__EXERCISE__
Copy the data word for word, from the beginning through the line that contains "x-tick-label: 2.0 bbox=[423, 707, 447, 725]".

__MATERIAL SUPPLIED__
· · ·
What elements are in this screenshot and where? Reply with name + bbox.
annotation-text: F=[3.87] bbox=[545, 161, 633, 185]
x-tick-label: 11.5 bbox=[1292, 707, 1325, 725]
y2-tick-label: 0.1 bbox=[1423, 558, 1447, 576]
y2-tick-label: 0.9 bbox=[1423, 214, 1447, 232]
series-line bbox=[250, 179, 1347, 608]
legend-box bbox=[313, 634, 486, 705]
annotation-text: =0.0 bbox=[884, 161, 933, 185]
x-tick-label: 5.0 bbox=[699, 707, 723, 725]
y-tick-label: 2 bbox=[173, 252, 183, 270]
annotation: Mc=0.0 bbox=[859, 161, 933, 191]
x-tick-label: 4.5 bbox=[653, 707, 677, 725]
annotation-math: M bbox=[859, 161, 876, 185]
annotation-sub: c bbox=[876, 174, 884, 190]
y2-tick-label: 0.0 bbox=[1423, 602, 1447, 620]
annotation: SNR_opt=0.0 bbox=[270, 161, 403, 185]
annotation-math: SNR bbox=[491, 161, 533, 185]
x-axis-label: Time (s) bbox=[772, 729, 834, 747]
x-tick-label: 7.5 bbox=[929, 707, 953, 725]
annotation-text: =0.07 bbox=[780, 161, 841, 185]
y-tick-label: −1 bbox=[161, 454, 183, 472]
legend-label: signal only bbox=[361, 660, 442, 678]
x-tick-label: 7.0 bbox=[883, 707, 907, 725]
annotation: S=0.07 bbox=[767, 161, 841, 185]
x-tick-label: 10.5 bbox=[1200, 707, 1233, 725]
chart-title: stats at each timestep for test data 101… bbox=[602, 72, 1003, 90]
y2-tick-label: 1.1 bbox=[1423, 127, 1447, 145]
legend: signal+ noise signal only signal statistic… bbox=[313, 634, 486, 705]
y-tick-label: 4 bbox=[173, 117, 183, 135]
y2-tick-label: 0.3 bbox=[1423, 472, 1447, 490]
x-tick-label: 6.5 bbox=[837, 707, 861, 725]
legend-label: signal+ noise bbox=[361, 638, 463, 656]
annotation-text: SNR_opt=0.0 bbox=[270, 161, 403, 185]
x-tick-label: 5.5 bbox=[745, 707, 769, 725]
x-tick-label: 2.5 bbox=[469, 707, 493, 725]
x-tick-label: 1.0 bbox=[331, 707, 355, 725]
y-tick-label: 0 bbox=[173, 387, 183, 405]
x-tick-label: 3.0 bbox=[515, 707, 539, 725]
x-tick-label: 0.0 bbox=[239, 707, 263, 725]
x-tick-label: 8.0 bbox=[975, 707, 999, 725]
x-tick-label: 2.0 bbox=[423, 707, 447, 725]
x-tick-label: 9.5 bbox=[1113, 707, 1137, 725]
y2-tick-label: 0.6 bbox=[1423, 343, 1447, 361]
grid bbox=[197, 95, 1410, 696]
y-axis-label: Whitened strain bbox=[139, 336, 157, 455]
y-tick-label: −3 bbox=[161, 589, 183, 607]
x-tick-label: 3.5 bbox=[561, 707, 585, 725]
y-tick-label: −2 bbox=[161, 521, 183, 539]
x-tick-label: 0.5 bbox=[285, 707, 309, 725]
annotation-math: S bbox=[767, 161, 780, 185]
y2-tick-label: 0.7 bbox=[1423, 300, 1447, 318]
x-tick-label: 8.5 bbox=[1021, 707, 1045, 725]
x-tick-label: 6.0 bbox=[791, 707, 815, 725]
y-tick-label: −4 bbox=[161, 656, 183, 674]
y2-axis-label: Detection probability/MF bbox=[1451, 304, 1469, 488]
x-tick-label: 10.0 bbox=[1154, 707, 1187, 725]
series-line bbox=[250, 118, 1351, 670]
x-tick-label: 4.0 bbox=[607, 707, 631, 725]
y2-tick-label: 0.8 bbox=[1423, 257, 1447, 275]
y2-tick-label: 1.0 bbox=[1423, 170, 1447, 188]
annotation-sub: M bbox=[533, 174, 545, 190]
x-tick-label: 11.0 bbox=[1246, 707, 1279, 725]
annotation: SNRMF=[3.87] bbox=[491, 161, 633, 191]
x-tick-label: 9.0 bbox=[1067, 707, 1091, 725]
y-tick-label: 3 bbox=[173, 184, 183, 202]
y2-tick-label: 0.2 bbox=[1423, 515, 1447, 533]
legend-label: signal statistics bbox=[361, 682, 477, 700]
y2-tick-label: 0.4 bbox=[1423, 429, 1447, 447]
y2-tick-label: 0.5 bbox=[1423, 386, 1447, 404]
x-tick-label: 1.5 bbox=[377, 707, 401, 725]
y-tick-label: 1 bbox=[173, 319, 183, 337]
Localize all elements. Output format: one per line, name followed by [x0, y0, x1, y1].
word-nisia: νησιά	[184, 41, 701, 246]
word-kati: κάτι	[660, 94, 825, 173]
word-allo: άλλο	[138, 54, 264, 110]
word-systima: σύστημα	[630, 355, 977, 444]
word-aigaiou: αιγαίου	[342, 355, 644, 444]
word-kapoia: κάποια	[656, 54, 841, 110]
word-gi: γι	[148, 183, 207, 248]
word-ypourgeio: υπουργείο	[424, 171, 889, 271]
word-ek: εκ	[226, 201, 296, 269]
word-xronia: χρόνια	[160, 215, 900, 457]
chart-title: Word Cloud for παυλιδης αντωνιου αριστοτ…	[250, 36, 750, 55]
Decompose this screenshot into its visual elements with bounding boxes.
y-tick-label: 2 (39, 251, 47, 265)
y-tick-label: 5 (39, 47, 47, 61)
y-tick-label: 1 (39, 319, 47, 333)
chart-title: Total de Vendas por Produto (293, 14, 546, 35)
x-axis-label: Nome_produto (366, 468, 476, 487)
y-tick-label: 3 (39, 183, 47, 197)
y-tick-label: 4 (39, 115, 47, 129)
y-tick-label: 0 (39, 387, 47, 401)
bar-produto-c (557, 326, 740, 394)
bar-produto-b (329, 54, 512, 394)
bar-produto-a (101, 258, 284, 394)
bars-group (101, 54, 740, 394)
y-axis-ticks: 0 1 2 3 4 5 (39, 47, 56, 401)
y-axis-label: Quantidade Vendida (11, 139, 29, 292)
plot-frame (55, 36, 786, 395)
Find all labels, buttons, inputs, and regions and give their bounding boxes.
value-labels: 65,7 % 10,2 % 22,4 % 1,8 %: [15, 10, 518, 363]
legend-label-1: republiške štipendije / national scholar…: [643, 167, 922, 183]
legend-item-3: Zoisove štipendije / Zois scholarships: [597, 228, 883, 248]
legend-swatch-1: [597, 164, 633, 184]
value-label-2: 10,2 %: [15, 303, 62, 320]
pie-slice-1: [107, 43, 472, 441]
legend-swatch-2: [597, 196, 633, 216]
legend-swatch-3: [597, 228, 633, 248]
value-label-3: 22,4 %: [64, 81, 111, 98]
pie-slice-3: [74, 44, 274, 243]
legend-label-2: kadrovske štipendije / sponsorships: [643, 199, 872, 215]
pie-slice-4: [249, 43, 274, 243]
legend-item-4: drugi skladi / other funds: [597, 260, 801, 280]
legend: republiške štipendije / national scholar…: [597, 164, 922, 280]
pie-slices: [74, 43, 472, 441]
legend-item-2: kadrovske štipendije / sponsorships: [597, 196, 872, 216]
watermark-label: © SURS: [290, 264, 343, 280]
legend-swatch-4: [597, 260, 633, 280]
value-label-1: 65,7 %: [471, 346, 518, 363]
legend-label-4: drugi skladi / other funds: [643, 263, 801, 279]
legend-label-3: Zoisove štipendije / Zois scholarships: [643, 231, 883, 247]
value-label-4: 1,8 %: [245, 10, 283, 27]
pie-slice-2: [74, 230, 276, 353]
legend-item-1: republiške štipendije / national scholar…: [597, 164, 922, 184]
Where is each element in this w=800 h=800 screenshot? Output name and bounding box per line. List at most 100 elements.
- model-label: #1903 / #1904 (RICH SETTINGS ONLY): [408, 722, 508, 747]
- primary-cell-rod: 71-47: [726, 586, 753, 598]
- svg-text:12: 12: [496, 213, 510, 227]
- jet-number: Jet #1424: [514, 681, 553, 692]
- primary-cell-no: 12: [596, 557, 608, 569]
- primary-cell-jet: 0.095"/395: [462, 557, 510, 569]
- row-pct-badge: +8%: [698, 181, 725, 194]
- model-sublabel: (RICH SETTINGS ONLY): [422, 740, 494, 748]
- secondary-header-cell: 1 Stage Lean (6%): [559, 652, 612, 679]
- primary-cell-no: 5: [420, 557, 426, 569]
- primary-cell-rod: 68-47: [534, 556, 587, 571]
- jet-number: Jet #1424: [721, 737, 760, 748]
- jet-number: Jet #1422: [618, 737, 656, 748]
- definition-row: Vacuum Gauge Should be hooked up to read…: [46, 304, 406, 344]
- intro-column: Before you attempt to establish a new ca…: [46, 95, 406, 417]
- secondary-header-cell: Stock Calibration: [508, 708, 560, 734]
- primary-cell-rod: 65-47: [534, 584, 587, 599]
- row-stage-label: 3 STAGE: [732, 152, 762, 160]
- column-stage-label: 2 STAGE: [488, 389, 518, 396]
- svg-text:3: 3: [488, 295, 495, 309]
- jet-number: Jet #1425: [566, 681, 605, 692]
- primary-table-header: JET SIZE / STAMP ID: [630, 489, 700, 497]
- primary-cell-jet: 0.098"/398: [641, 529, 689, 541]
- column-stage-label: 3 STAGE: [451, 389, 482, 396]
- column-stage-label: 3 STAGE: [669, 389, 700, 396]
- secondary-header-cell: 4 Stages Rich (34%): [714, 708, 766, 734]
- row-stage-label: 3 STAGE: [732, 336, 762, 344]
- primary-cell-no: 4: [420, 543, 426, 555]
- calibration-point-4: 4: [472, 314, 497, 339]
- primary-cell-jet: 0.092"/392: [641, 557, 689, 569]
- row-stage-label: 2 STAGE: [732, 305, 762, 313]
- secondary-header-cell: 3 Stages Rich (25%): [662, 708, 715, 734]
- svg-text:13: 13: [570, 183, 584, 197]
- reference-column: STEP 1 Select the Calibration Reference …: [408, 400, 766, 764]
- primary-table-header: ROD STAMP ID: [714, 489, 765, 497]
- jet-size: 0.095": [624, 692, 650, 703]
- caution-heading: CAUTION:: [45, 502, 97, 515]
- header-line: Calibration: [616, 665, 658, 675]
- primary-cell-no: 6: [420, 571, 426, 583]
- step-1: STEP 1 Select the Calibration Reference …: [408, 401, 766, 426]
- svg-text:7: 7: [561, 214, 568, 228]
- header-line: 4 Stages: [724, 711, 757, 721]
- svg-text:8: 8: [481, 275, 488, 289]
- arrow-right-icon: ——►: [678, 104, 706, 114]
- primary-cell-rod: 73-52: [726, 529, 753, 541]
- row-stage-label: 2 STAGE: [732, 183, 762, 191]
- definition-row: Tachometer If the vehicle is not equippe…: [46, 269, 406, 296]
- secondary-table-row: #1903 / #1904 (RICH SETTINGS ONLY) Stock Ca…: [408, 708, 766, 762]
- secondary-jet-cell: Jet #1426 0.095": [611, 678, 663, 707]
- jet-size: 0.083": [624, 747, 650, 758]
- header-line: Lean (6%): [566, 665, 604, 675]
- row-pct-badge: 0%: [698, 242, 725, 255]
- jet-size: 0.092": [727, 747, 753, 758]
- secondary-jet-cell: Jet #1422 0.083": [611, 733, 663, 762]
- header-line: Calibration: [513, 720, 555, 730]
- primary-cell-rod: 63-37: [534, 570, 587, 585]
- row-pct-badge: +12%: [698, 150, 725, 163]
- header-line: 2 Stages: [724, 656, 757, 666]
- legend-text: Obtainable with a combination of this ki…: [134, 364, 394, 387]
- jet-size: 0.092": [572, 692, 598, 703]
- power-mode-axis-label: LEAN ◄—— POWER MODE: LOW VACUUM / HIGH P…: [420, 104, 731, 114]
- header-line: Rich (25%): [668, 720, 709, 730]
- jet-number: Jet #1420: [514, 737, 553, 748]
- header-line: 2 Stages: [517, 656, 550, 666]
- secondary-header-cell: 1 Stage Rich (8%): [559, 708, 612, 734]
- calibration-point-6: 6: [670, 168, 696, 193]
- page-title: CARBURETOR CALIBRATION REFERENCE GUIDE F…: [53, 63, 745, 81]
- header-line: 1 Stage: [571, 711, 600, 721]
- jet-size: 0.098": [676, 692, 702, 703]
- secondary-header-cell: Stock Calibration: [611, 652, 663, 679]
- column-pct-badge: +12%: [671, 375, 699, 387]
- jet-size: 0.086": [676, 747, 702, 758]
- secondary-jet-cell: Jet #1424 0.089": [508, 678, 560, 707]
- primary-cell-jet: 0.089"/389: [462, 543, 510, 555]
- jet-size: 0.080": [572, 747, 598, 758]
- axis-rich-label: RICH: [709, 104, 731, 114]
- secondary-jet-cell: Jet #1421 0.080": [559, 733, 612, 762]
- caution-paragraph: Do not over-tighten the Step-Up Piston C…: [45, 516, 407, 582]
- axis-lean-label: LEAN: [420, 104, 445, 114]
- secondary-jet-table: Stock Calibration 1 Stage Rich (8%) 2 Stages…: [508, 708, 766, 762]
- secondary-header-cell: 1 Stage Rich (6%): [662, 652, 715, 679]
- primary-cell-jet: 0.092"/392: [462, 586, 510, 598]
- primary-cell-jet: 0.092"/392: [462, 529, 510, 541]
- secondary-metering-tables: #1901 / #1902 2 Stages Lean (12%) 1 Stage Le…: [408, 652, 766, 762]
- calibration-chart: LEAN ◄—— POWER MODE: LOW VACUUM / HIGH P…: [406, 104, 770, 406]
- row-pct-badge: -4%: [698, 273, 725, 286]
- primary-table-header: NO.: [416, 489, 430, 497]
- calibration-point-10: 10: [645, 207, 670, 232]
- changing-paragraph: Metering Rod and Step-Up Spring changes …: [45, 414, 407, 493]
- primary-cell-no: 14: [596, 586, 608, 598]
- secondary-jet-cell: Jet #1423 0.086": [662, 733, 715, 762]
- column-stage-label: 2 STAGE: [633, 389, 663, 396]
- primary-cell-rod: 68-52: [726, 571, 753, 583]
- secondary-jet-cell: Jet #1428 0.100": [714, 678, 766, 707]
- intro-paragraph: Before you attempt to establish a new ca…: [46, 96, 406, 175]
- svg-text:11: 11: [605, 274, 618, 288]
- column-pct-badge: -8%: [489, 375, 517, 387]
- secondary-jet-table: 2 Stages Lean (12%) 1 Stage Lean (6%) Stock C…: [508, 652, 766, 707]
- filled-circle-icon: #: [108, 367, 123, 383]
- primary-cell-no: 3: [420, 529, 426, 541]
· · ·
__TASK RESPONSE__
What elements are in this screenshot and where? Reply with name + bbox.
annotation-text: F=[3.87] bbox=[545, 161, 633, 185]
x-tick-label: 11.5 bbox=[1292, 707, 1325, 725]
y2-tick-label: 0.1 bbox=[1423, 558, 1447, 576]
y2-tick-label: 0.9 bbox=[1423, 214, 1447, 232]
series-line bbox=[250, 179, 1347, 608]
legend-box bbox=[313, 634, 486, 705]
annotation-text: =0.0 bbox=[884, 161, 933, 185]
x-tick-label: 5.0 bbox=[699, 707, 723, 725]
y-tick-label: 2 bbox=[173, 252, 183, 270]
annotation: Mc=0.0 bbox=[859, 161, 933, 191]
x-tick-label: 4.5 bbox=[653, 707, 677, 725]
annotation-math: M bbox=[859, 161, 876, 185]
annotation-sub: c bbox=[876, 174, 884, 190]
y2-tick-label: 0.0 bbox=[1423, 602, 1447, 620]
annotation: SNR_opt=0.0 bbox=[270, 161, 403, 185]
annotation-math: SNR bbox=[491, 161, 533, 185]
x-axis-label: Time (s) bbox=[772, 729, 834, 747]
x-tick-label: 7.5 bbox=[929, 707, 953, 725]
annotation-text: =0.07 bbox=[780, 161, 841, 185]
y-tick-label: −1 bbox=[161, 454, 183, 472]
legend-label: signal only bbox=[361, 660, 442, 678]
x-tick-label: 7.0 bbox=[883, 707, 907, 725]
annotation: S=0.07 bbox=[767, 161, 841, 185]
x-tick-label: 10.5 bbox=[1200, 707, 1233, 725]
chart-title: stats at each timestep for test data 101… bbox=[602, 72, 1003, 90]
y2-tick-label: 1.1 bbox=[1423, 127, 1447, 145]
legend: signal+ noise signal only signal statistic… bbox=[313, 634, 486, 705]
y-tick-label: 4 bbox=[173, 117, 183, 135]
y2-tick-label: 0.3 bbox=[1423, 472, 1447, 490]
x-tick-label: 6.5 bbox=[837, 707, 861, 725]
legend-label: signal+ noise bbox=[361, 638, 463, 656]
annotation-text: SNR_opt=0.0 bbox=[270, 161, 403, 185]
x-tick-label: 5.5 bbox=[745, 707, 769, 725]
x-tick-label: 2.5 bbox=[469, 707, 493, 725]
x-tick-label: 1.0 bbox=[331, 707, 355, 725]
y-tick-label: 0 bbox=[173, 387, 183, 405]
x-tick-label: 3.0 bbox=[515, 707, 539, 725]
x-tick-label: 0.0 bbox=[239, 707, 263, 725]
x-tick-label: 8.0 bbox=[975, 707, 999, 725]
x-tick-label: 2.0 bbox=[423, 707, 447, 725]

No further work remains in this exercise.